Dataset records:
[START]

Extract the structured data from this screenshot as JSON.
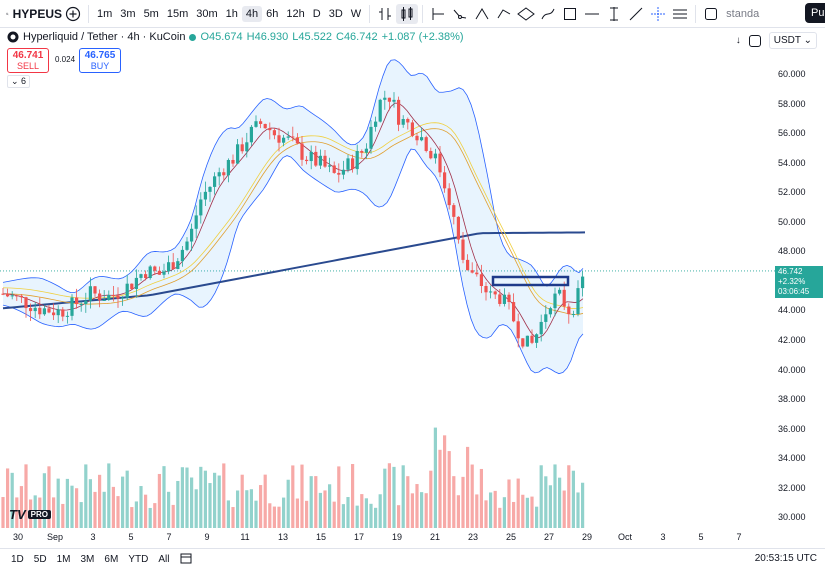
{
  "toolbar": {
    "symbol": "HYPEUS",
    "intervals": [
      "1m",
      "3m",
      "5m",
      "15m",
      "30m",
      "1h",
      "4h",
      "6h",
      "12h",
      "D",
      "3D",
      "W"
    ],
    "active_interval": "4h",
    "scale_label": "standa",
    "publish_label": "Pu"
  },
  "legend": {
    "title": "Hyperliquid / Tether · 4h · KuCoin",
    "open": "O45.674",
    "high": "H46.930",
    "low": "L45.522",
    "close": "C46.742",
    "change": "+1.087 (+2.38%)"
  },
  "trade": {
    "sell_price": "46.741",
    "sell_label": "SELL",
    "spread": "0.024",
    "buy_price": "46.765",
    "buy_label": "BUY"
  },
  "indicators_toggle": "6",
  "currency": "USDT",
  "current_price": {
    "price": "46.742",
    "change": "+2.32%",
    "countdown": "03:06:45"
  },
  "price_axis": [
    "60.000",
    "58.000",
    "56.000",
    "54.000",
    "52.000",
    "50.000",
    "48.000",
    "46.000",
    "44.000",
    "42.000",
    "40.000",
    "38.000",
    "36.000",
    "34.000",
    "32.000",
    "30.000"
  ],
  "time_axis": [
    "30",
    "Sep",
    "3",
    "5",
    "7",
    "9",
    "11",
    "13",
    "15",
    "17",
    "19",
    "21",
    "23",
    "25",
    "27",
    "29",
    "Oct",
    "3",
    "5",
    "7"
  ],
  "ranges": [
    "1D",
    "5D",
    "1M",
    "3M",
    "6M",
    "YTD",
    "All"
  ],
  "clock": "20:53:15 UTC",
  "colors": {
    "up": "#26a69a",
    "down": "#ef5350",
    "band": "#2962ff",
    "ma_long": "#2a4a8f",
    "ma_mid": "#e0a030",
    "ma_short": "#f0d040",
    "ma_red": "#a0304a"
  },
  "logo": {
    "mark": "TV",
    "badge": "PRO"
  }
}
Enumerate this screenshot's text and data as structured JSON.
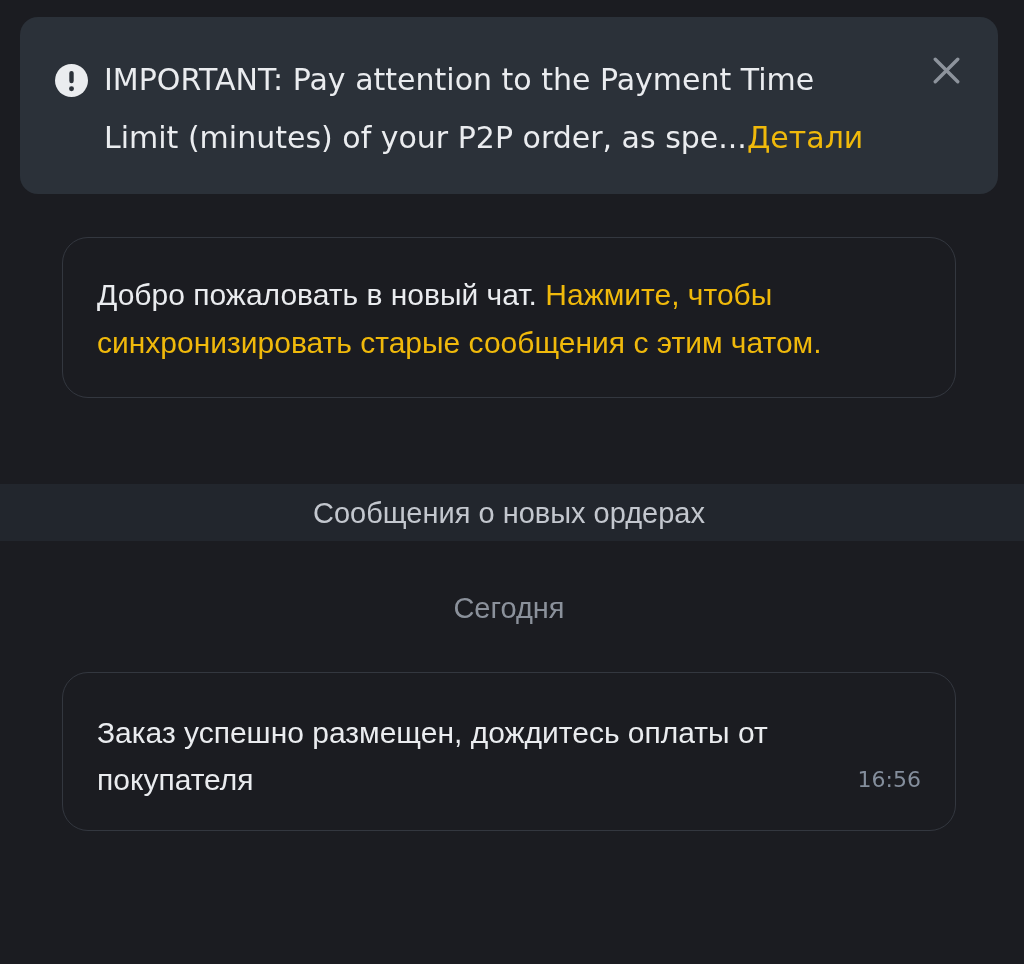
{
  "notice": {
    "text": "IMPORTANT: Pay attention to the Payment Time Limit (minutes) of your P2P order, as spe...",
    "link": "Детали"
  },
  "welcome": {
    "text": "Добро пожаловать в новый чат.",
    "action": "Нажмите, чтобы синхронизировать старые сообщения с этим чатом."
  },
  "section_header": "Сообщения о новых ордерах",
  "date_divider": "Сегодня",
  "messages": [
    {
      "text": "Заказ успешно размещен, дождитесь оплаты от покупателя",
      "time": "16:56"
    }
  ]
}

[END]

» **PROMPT**
Select and copy each line from the data that includes the word "text".

» **RESULT**
Enumerate this screenshot's text and data as structured JSON.
    "text": "IMPORTANT: Pay attention to the Payment Time Limit (minutes) of your P2P order, as spe...",
    "text": "Добро пожаловать в новый чат.",
      "text": "Заказ успешно размещен, дождитесь оплаты от покупателя",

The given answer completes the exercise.